* _Directive_:
Render the material again word for word, skipping the pictures in it.

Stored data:
>>>
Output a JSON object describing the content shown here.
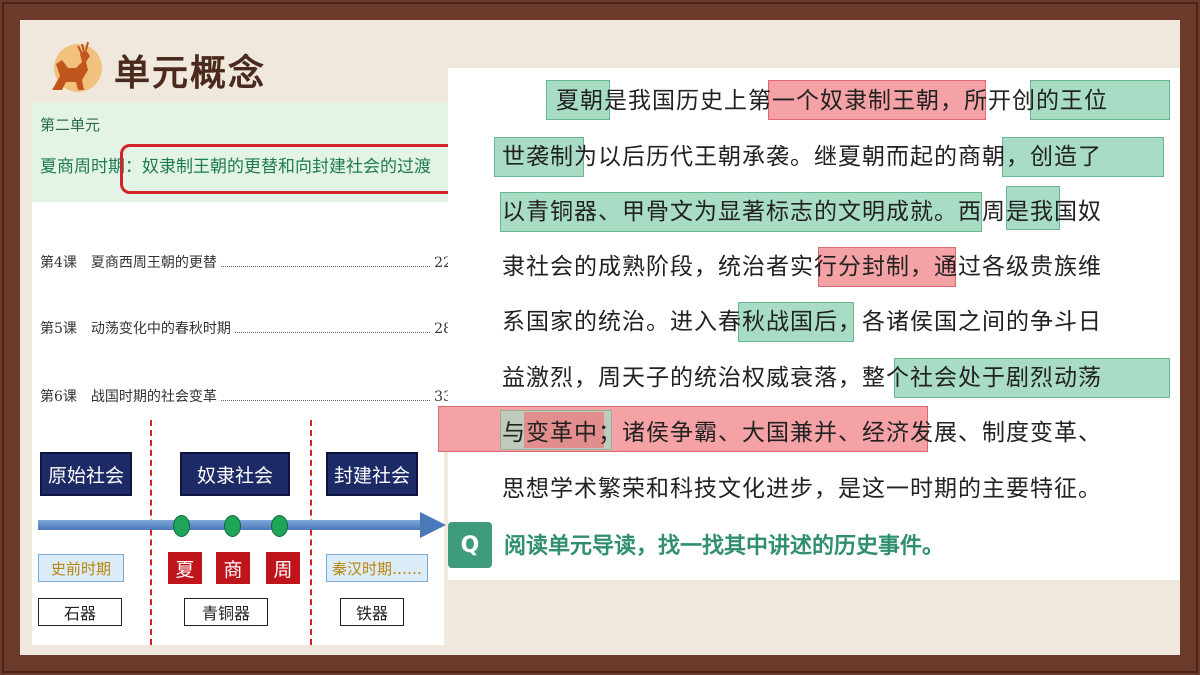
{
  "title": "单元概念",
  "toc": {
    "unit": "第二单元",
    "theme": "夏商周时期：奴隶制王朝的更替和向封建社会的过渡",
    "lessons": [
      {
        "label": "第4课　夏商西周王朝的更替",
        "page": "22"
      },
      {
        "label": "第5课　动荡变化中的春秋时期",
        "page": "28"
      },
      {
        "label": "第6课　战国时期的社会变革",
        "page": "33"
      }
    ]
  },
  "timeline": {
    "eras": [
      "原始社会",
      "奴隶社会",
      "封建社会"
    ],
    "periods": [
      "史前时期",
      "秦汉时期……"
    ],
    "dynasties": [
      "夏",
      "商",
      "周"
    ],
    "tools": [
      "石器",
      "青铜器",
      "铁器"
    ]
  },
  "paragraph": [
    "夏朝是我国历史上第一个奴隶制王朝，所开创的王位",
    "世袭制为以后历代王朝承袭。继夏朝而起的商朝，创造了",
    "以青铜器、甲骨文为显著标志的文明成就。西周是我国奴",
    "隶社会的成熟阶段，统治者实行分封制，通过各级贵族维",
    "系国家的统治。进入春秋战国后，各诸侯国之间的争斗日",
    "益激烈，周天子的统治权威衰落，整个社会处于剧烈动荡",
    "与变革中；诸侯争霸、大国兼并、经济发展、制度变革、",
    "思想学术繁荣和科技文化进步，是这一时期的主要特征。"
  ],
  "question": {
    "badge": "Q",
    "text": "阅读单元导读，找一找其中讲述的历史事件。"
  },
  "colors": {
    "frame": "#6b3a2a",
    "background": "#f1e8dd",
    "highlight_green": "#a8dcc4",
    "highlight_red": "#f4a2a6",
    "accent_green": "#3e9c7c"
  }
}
<<<
* _Task output_:
Output a JSON object describing the content shown here.
{
  "title": "单元概念",
  "toc": {
    "unit": "第二单元",
    "theme": "夏商周时期：奴隶制王朝的更替和向封建社会的过渡",
    "lessons": [
      {
        "label": "第4课　夏商西周王朝的更替",
        "page": "22"
      },
      {
        "label": "第5课　动荡变化中的春秋时期",
        "page": "28"
      },
      {
        "label": "第6课　战国时期的社会变革",
        "page": "33"
      }
    ]
  },
  "timeline": {
    "eras": [
      "原始社会",
      "奴隶社会",
      "封建社会"
    ],
    "periods": [
      "史前时期",
      "秦汉时期……"
    ],
    "dynasties": [
      "夏",
      "商",
      "周"
    ],
    "tools": [
      "石器",
      "青铜器",
      "铁器"
    ]
  },
  "paragraph": [
    "夏朝是我国历史上第一个奴隶制王朝，所开创的王位",
    "世袭制为以后历代王朝承袭。继夏朝而起的商朝，创造了",
    "以青铜器、甲骨文为显著标志的文明成就。西周是我国奴",
    "隶社会的成熟阶段，统治者实行分封制，通过各级贵族维",
    "系国家的统治。进入春秋战国后，各诸侯国之间的争斗日",
    "益激烈，周天子的统治权威衰落，整个社会处于剧烈动荡",
    "与变革中；诸侯争霸、大国兼并、经济发展、制度变革、",
    "思想学术繁荣和科技文化进步，是这一时期的主要特征。"
  ],
  "question": {
    "badge": "Q",
    "text": "阅读单元导读，找一找其中讲述的历史事件。"
  },
  "colors": {
    "frame": "#6b3a2a",
    "background": "#f1e8dd",
    "highlight_green": "#a8dcc4",
    "highlight_red": "#f4a2a6",
    "accent_green": "#3e9c7c"
  }
}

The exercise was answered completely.